Dataset entries on figures
Start

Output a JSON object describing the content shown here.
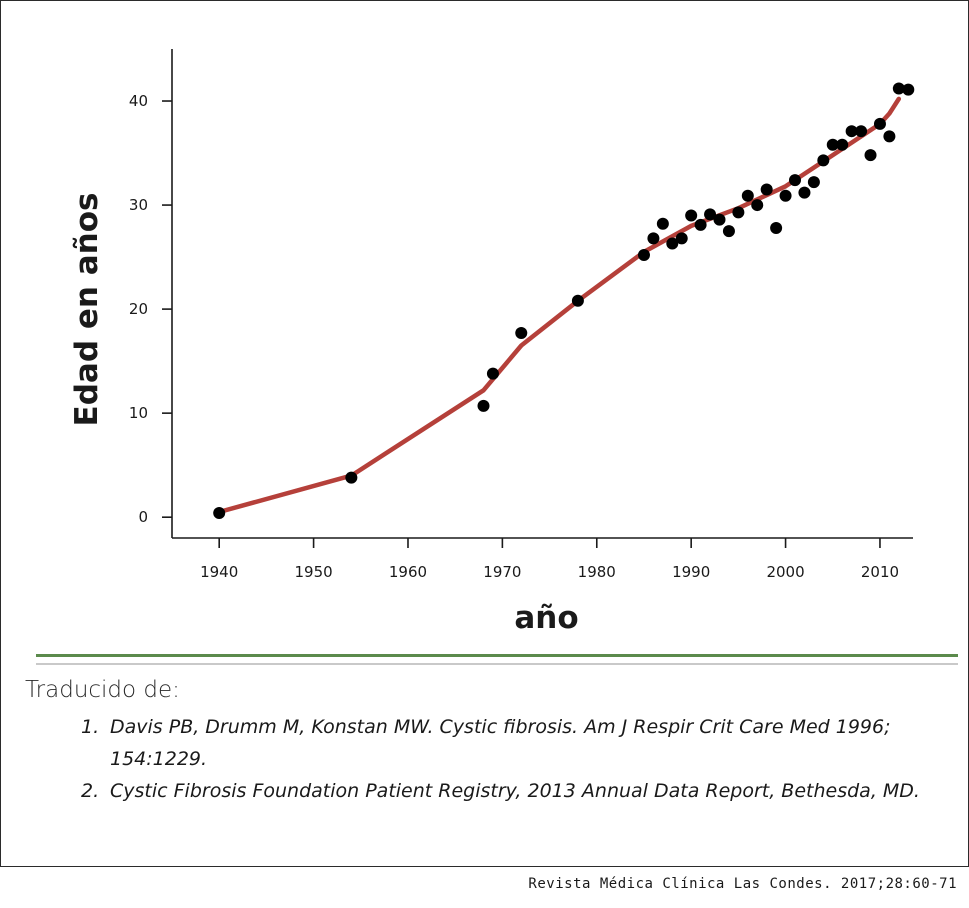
{
  "chart_data": {
    "type": "scatter",
    "xlabel": "año",
    "ylabel": "Edad en años",
    "xlim": [
      1935,
      2013.5
    ],
    "ylim": [
      -2,
      45
    ],
    "x_ticks": [
      1940,
      1950,
      1960,
      1970,
      1980,
      1990,
      2000,
      2010
    ],
    "y_ticks": [
      0,
      10,
      20,
      30,
      40
    ],
    "grid": false,
    "point_color": "#000000",
    "line_color": "#b5403a",
    "points": [
      {
        "x": 1940,
        "y": 0.4
      },
      {
        "x": 1954,
        "y": 3.8
      },
      {
        "x": 1968,
        "y": 10.7
      },
      {
        "x": 1969,
        "y": 13.8
      },
      {
        "x": 1972,
        "y": 17.7
      },
      {
        "x": 1978,
        "y": 20.8
      },
      {
        "x": 1985,
        "y": 25.2
      },
      {
        "x": 1986,
        "y": 26.8
      },
      {
        "x": 1987,
        "y": 28.2
      },
      {
        "x": 1988,
        "y": 26.3
      },
      {
        "x": 1989,
        "y": 26.8
      },
      {
        "x": 1990,
        "y": 29.0
      },
      {
        "x": 1991,
        "y": 28.1
      },
      {
        "x": 1992,
        "y": 29.1
      },
      {
        "x": 1993,
        "y": 28.6
      },
      {
        "x": 1994,
        "y": 27.5
      },
      {
        "x": 1995,
        "y": 29.3
      },
      {
        "x": 1996,
        "y": 30.9
      },
      {
        "x": 1997,
        "y": 30.0
      },
      {
        "x": 1998,
        "y": 31.5
      },
      {
        "x": 1999,
        "y": 27.8
      },
      {
        "x": 2000,
        "y": 30.9
      },
      {
        "x": 2001,
        "y": 32.4
      },
      {
        "x": 2002,
        "y": 31.2
      },
      {
        "x": 2003,
        "y": 32.2
      },
      {
        "x": 2004,
        "y": 34.3
      },
      {
        "x": 2005,
        "y": 35.8
      },
      {
        "x": 2006,
        "y": 35.8
      },
      {
        "x": 2007,
        "y": 37.1
      },
      {
        "x": 2008,
        "y": 37.1
      },
      {
        "x": 2009,
        "y": 34.8
      },
      {
        "x": 2010,
        "y": 37.8
      },
      {
        "x": 2011,
        "y": 36.6
      },
      {
        "x": 2012,
        "y": 41.2
      },
      {
        "x": 2013,
        "y": 41.1
      }
    ],
    "trend_line": [
      {
        "x": 1940,
        "y": 0.5
      },
      {
        "x": 1954,
        "y": 4.0
      },
      {
        "x": 1968,
        "y": 12.2
      },
      {
        "x": 1972,
        "y": 16.5
      },
      {
        "x": 1978,
        "y": 20.8
      },
      {
        "x": 1985,
        "y": 25.5
      },
      {
        "x": 1990,
        "y": 28.0
      },
      {
        "x": 1995,
        "y": 29.7
      },
      {
        "x": 2000,
        "y": 31.8
      },
      {
        "x": 2005,
        "y": 34.8
      },
      {
        "x": 2010,
        "y": 37.8
      },
      {
        "x": 2011,
        "y": 38.8
      },
      {
        "x": 2012,
        "y": 40.2
      }
    ]
  },
  "caption": {
    "translated_from": "Traducido de:",
    "references": [
      {
        "number": "1.",
        "text": "Davis PB, Drumm M, Konstan MW. Cystic fibrosis. Am J Respir Crit Care Med 1996; 154:1229."
      },
      {
        "number": "2.",
        "text": "Cystic Fibrosis Foundation Patient Registry, 2013 Annual Data Report, Bethesda, MD."
      }
    ]
  },
  "source_credit": "Revista Médica Clínica Las Condes. 2017;28:60-71"
}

End

Check each line of the data above for the word "text", then state how many lines have it. Give the number alone.

Solution to this problem: 2